» **WHAT IS ASKED**: Extract the complete listing and repeat it word for word.

+++

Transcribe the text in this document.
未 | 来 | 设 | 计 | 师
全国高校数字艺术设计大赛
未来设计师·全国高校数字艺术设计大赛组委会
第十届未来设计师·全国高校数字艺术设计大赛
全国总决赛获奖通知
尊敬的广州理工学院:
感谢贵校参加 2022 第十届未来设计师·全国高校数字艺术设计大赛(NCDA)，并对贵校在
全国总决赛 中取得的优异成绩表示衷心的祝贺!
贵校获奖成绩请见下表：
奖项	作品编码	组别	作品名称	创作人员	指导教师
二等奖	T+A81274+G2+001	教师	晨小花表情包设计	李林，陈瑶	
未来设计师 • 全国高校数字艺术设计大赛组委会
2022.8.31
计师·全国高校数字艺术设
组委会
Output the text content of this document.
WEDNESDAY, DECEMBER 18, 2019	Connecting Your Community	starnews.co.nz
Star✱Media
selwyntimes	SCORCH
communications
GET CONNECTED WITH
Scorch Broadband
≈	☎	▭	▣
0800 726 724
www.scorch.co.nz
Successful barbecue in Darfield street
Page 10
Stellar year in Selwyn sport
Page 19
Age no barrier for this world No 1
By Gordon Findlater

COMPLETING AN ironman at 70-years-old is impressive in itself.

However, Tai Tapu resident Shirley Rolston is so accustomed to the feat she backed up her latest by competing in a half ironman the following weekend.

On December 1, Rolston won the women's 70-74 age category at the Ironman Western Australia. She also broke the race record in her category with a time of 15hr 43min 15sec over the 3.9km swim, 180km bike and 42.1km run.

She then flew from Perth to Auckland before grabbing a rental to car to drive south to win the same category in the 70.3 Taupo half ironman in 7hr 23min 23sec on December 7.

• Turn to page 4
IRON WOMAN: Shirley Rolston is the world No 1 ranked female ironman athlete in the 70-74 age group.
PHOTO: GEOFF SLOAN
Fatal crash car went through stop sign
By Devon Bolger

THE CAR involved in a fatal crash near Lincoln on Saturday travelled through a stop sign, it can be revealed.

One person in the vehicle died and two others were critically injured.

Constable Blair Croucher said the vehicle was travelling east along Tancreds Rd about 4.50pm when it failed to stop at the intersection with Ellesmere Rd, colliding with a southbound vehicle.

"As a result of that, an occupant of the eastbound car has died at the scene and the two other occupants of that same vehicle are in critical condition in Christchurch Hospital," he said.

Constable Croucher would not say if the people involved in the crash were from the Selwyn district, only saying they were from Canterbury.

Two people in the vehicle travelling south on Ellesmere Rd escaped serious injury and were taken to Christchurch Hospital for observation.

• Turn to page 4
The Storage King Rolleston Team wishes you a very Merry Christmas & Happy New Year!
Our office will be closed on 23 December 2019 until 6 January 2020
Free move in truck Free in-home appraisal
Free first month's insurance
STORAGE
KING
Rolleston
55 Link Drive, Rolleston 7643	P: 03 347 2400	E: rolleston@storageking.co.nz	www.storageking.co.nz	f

+++

» **TASK SOLUTION**:
Transcribe the text in this document.
未 | 来 | 设 | 计 | 师
全国高校数字艺术设计大赛
未来设计师·全国高校数字艺术设计大赛组委会
第十届未来设计师·全国高校数字艺术设计大赛
全国总决赛获奖通知
尊敬的广州理工学院:
感谢贵校参加 2022 第十届未来设计师·全国高校数字艺术设计大赛(NCDA)，并对贵校在
全国总决赛 中取得的优异成绩表示衷心的祝贺!
贵校获奖成绩请见下表：
奖项	作品编码	组别	作品名称	创作人员	指导教师
二等奖	T+A81274+G2+001	教师	晨小花表情包设计	李林，陈瑶	
未来设计师 • 全国高校数字艺术设计大赛组委会
2022.8.31
计师·全国高校数字艺术设
组委会
Output the text content of this document.
WEDNESDAY, DECEMBER 18, 2019	Connecting Your Community	starnews.co.nz
Star✱Media
selwyntimes	SCORCH
communications
GET CONNECTED WITH
Scorch Broadband
≈	☎	▭	▣
0800 726 724
www.scorch.co.nz
Successful barbecue in Darfield street
Page 10
Stellar year in Selwyn sport
Page 19
Age no barrier for this world No 1
By Gordon Findlater

COMPLETING AN ironman at 70-years-old is impressive in itself.

However, Tai Tapu resident Shirley Rolston is so accustomed to the feat she backed up her latest by competing in a half ironman the following weekend.

On December 1, Rolston won the women's 70-74 age category at the Ironman Western Australia. She also broke the race record in her category with a time of 15hr 43min 15sec over the 3.9km swim, 180km bike and 42.1km run.

She then flew from Perth to Auckland before grabbing a rental to car to drive south to win the same category in the 70.3 Taupo half ironman in 7hr 23min 23sec on December 7.

• Turn to page 4
IRON WOMAN: Shirley Rolston is the world No 1 ranked female ironman athlete in the 70-74 age group.
PHOTO: GEOFF SLOAN
Fatal crash car went through stop sign
By Devon Bolger

THE CAR involved in a fatal crash near Lincoln on Saturday travelled through a stop sign, it can be revealed.

One person in the vehicle died and two others were critically injured.

Constable Blair Croucher said the vehicle was travelling east along Tancreds Rd about 4.50pm when it failed to stop at the intersection with Ellesmere Rd, colliding with a southbound vehicle.

"As a result of that, an occupant of the eastbound car has died at the scene and the two other occupants of that same vehicle are in critical condition in Christchurch Hospital," he said.

Constable Croucher would not say if the people involved in the crash were from the Selwyn district, only saying they were from Canterbury.

Two people in the vehicle travelling south on Ellesmere Rd escaped serious injury and were taken to Christchurch Hospital for observation.

• Turn to page 4
The Storage King Rolleston Team wishes you a very Merry Christmas & Happy New Year!
Our office will be closed on 23 December 2019 until 6 January 2020
Free move in truck Free in-home appraisal
Free first month's insurance
STORAGE
KING
Rolleston
55 Link Drive, Rolleston 7643	P: 03 347 2400	E: rolleston@storageking.co.nz	www.storageking.co.nz	f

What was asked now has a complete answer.